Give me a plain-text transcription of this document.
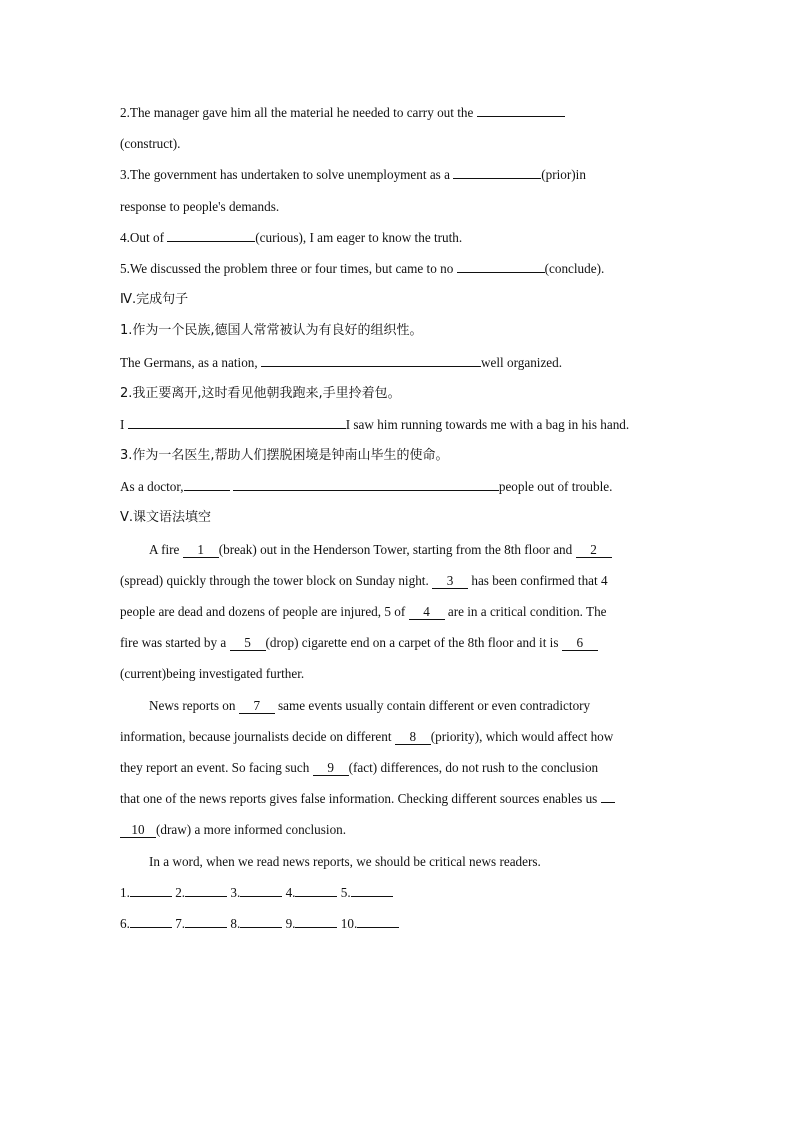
2.The manager gave him all the material he needed to carry out the
(construct).
3.The government has undertaken to solve unemployment as a	(prior)in
response to people's demands.
4.Out of	(curious), I am eager to know the truth.
5.We discussed the problem three or four times, but came to no	(conclude).
Ⅳ.完成句子
1.作为一个民族,德国人常常被认为有良好的组织性。
The Germans, as a nation,	well organized.
2.我正要离开,这时看见他朝我跑来,手里拎着包。
I	I saw him running towards me with a bag in his hand.
3.作为一名医生,帮助人们摆脱困境是钟南山毕生的使命。
As a doctor,	people out of trouble.
Ⅴ.课文语法填空
A fire 1 (break) out in the Henderson Tower, starting from the 8th floor and 2
(spread) quickly through the tower block on Sunday night. 3 has been confirmed that 4
people are dead and dozens of people are injured, 5 of 4 are in a critical condition. The
fire was started by a 5 (drop) cigarette end on a carpet of the 8th floor and it is 6
(current)being investigated further.
News reports on 7 same events usually contain different or even contradictory
information, because journalists decide on different 8 (priority), which would affect how
they report an event. So facing such 9 (fact) differences, do not rush to the conclusion
that one of the news reports gives false information. Checking different sources enables us
10 (draw) a more informed conclusion.
In a word, when we read news reports, we should be critical news readers.
1.	2.	3.	4.	5.
6.	7.	8.	9.	10.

■ **THE PROBLEM**:
Reproduce the records above exactly, leaving out every picture they contain.

■ **WORKED SOLUTION**:
Give me a plain-text transcription of this document.
2.The manager gave him all the material he needed to carry out the
(construct).
3.The government has undertaken to solve unemployment as a	(prior)in
response to people's demands.
4.Out of	(curious), I am eager to know the truth.
5.We discussed the problem three or four times, but came to no	(conclude).
Ⅳ.完成句子
1.作为一个民族,德国人常常被认为有良好的组织性。
The Germans, as a nation,	well organized.
2.我正要离开,这时看见他朝我跑来,手里拎着包。
I	I saw him running towards me with a bag in his hand.
3.作为一名医生,帮助人们摆脱困境是钟南山毕生的使命。
As a doctor,	people out of trouble.
Ⅴ.课文语法填空
A fire 1 (break) out in the Henderson Tower, starting from the 8th floor and 2
(spread) quickly through the tower block on Sunday night. 3 has been confirmed that 4
people are dead and dozens of people are injured, 5 of 4 are in a critical condition. The
fire was started by a 5 (drop) cigarette end on a carpet of the 8th floor and it is 6
(current)being investigated further.
News reports on 7 same events usually contain different or even contradictory
information, because journalists decide on different 8 (priority), which would affect how
they report an event. So facing such 9 (fact) differences, do not rush to the conclusion
that one of the news reports gives false information. Checking different sources enables us
10 (draw) a more informed conclusion.
In a word, when we read news reports, we should be critical news readers.
1.	2.	3.	4.	5.
6.	7.	8.	9.	10.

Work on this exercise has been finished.